## STUDY QUESTIONS
- a) Sum up the Attorney-General v Riley judgment below in two sentences.
- b) Based on the Attorney-General v Riley judgment below, answer yes or no to each statement and quote the words that decide it: (i) The judgment was delivered on the same day as the hearing. (ii) Legal Aid Queensland acted for the applicant. (iii) Mr Riley's four-year sentence was imposed in 2016.
- c) Resume the Attorney-General v Riley judgment below after its last sentence.

## PAGE TEXT
Attorney-General v Riley

 

[2019] QSC 166

SUPREME COURT OF QUEENSLAND

CITATION:

Attorney-General (Qld) v Riley [2019] QSC 166

PARTIES:

ATTORNEY-GENERAL FOR THE STATE OF QUEENSLAND

(applicant)

v

KANE LOUIS RILEY

(respondent)

FILE NO:

BS2356 of 2019

DIVISION:

Trial Division

PROCEEDING:

Application for division 3 order

DELIVERED ON:

1 July 2019 (ex tempore)

DELIVERED AT:

Brisbane

HEARING DATE:

1 July 2019

JUDGE:

Mullins J

ORDER:

Order in terms of the draft initialled by Mullins J and placed with the file.

CATCHWORDS:

CRIMINAL LAW – SENTENCE – SENTENCING ORDERS – ORDERS AND DECLARATIONS RELATING TO SERIOUS OR VIOLENT OFFENDERS OR DANGEROUS SEXUAL OFFENDERS – GENERALLY – where respondent currently serving a term of imprisonment for sexual offences involving children – application for orders pursuant to s 13 Dangerous Prisoners (Sexual Offenders) Act 2003 (Qld) – whether the respondent is a serious danger to the community in the absence of a division 3 order – whether a supervision order rather than a continuing detention order can ensure adequate protection of the community – whether the appropriate period for the supervision order is five years or seven years

Dangerous Prisoners (Sexual Offenders) Act 2003 (Qld), s 13

COUNSEL:

M A Maloney for the applicant

C Reid for the respondent

SOLICITORS:

G R Cooper, Crown Solicitor for the applicant

Legal Aid Queensland for the respondent

HER HONOUR: Mr Riley is 23 years old.  He is currently serving a sentence of four years’ imprisonment, which was imposed on 1 September 2015 for maintaining an unlawful relationship with a child.  One the same date, he was sentenced to shorter concurrent sentences for five counts of carnal knowledge of children under 16 years and attempts, two counts of indecent treatment of children under 16 years, two counts of indecent treatment of a child under 16 (procure to commit), one count of use a carriage service to solicit child pornography material, one count of use a carriage service to cause child pornography material to be transmitted to self, one count of possessing child exploitation material and one count of grooming child under 16 years with intent to procure engagement in a sexual act.  Mr Riley’s full-time discharge date is 11 July 2019.

## RECORDS SHOWN
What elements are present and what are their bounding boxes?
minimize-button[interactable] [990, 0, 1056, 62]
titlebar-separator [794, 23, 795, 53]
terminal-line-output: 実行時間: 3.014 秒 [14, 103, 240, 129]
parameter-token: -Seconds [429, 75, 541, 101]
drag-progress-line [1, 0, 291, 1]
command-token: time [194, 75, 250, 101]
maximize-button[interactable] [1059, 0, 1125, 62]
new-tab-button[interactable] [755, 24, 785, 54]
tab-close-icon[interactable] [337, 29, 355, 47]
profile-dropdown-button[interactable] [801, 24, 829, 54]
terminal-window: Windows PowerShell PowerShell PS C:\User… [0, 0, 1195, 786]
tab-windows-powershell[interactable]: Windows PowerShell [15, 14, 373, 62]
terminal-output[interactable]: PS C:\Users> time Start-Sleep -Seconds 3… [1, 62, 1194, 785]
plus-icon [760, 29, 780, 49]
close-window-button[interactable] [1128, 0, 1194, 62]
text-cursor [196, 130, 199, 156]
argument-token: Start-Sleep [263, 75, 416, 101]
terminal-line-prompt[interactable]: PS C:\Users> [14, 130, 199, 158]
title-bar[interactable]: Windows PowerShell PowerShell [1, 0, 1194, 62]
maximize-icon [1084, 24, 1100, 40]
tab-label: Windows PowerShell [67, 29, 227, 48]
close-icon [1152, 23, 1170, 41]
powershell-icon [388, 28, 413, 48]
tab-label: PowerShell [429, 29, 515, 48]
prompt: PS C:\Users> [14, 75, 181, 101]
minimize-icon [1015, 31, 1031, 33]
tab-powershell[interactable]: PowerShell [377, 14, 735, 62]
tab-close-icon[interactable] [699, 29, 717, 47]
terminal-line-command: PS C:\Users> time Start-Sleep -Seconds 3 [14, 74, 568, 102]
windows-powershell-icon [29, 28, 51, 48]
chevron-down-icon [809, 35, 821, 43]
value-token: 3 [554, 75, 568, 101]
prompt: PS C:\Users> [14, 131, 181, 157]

## RESPONSES TO THE TASKS
- a) In Attorney-General (Qld) v Riley, heard in Brisbane on 1 July 2019 before Mullins J, the Attorney-General applied under s 13 of the Dangerous Prisoners (Sexual Offenders) Act 2003 (Qld) for a division 3 order against Kane Louis Riley, and the court made an order in terms of the initialled draft. Riley, who is 23, is serving four years' imprisonment imposed on 1 September 2015 for maintaining an unlawful relationship with a child, along with shorter concurrent sentences for other child sexual offenses, and his full-time discharge date is 11 July 2019.

- b)
(i) Yes: "DELIVERED ON:" "1 July 2019 (ex tempore)" and "HEARING DATE:" "1 July 2019".
(ii) No: "Legal Aid Queensland for the respondent".
(iii) No: "which was imposed on 1 September 2015".

- c)
The applicant seeks orders pursuant to section 13 of the Dangerous Prisoners (Sexual Offenders) Act 2003  (the Act) and relies for that purpose on psychiatric assessments of Mr Riley undertaken by Dr Timmins, Dr Arthur and Dr Beech.  Each of those psychiatrists is of the view that Mr Riley’s unmodified risk of sexual re-offence in the community is high, but that the imposition of a supervision order would reduce that risk.  The psychiatrists vary in their opinions as to where the level of the reduction of the risk is between low and moderate.  The applicant acknowledges appropriately that the evidence in this case supports the finding that the respondent is a serious danger to the community in the absence of a division 3 order under the Act and that the adequate protection of the community can be ensured by the making of a supervision order.  Mr Riley accepts that the Court could be satisfied he is a serious danger to the community in the absence of a division 3 order.  A decision is required, however, on the length of the supervision order.  The parties are otherwise in agreement as to the terms of the supervision order. 

It is submitted on behalf of Mr Riley the period of the order should be no less than five years, which is the statutory minimum for a supervision order.  Dr Beech considered that a supervision order of five years would be sufficient, as if Mr Riley was going to reoffend against age-inappropriate girls, it would occur early after release.  Dr Timmins was originally of the view that the order should be for 10 years,  but ultimately accepted that it should be longer than five years and that seven years would be sufficient.  Dr Arthur is of the view that an order for seven years would be appropriate.  Ms Maloney of counsel, on behalf of the applicant, therefore submits that the term of the supervision order should be at least seven years.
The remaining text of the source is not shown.